Visual layout records
◆ ◆ ◆ ◆

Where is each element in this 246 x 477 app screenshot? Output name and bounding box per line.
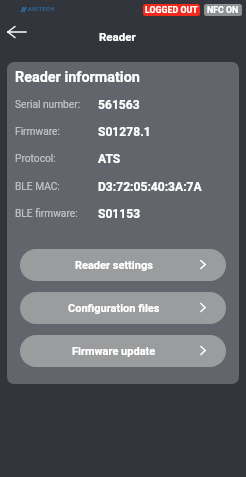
staticText: Firmware update (72, 345, 156, 358)
staticText: Reader information (15, 69, 140, 86)
button[interactable]: LOGGED OUT (143, 4, 200, 16)
staticText: BLE firmware: (15, 208, 78, 220)
button[interactable]: NFC ON (204, 4, 242, 16)
staticText: LOGGED OUT (145, 5, 198, 15)
staticText: S01278.1 (98, 125, 151, 139)
staticText: BLE MAC: (15, 181, 60, 193)
staticText: NFC ON (207, 5, 239, 15)
staticText: Configuration files (68, 302, 160, 315)
staticText: D3:72:05:40:3A:7A (98, 180, 202, 194)
staticText: S01153 (98, 207, 141, 221)
staticText: Reader (99, 30, 136, 43)
staticText: Protocol: (15, 153, 56, 165)
staticText: ARITECH (28, 6, 55, 13)
button[interactable]: Configuration files (20, 292, 226, 324)
staticText: Reader settings (75, 259, 153, 272)
staticText: ATS (98, 152, 121, 166)
staticText: Firmware: (15, 126, 60, 138)
button[interactable]: Reader settings (20, 249, 226, 281)
staticText: 561563 (98, 98, 140, 112)
button[interactable]: Firmware update (20, 335, 226, 367)
staticText: Serial number: (15, 99, 81, 111)
button[interactable]: Back (3, 18, 31, 46)
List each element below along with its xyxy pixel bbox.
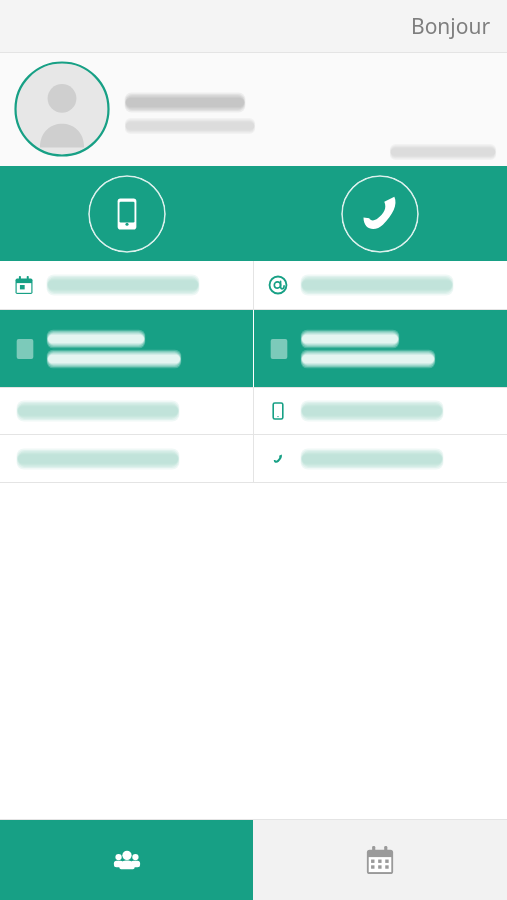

◆ ◆ ◆ ◆

▶ **What is asked**: Locate every line above that contains the string "update" and copy each one. Case counts.

▶ **Reply**:
staticText: Firmware update (72, 345, 156, 358)
button[interactable]: Firmware update (20, 335, 226, 367)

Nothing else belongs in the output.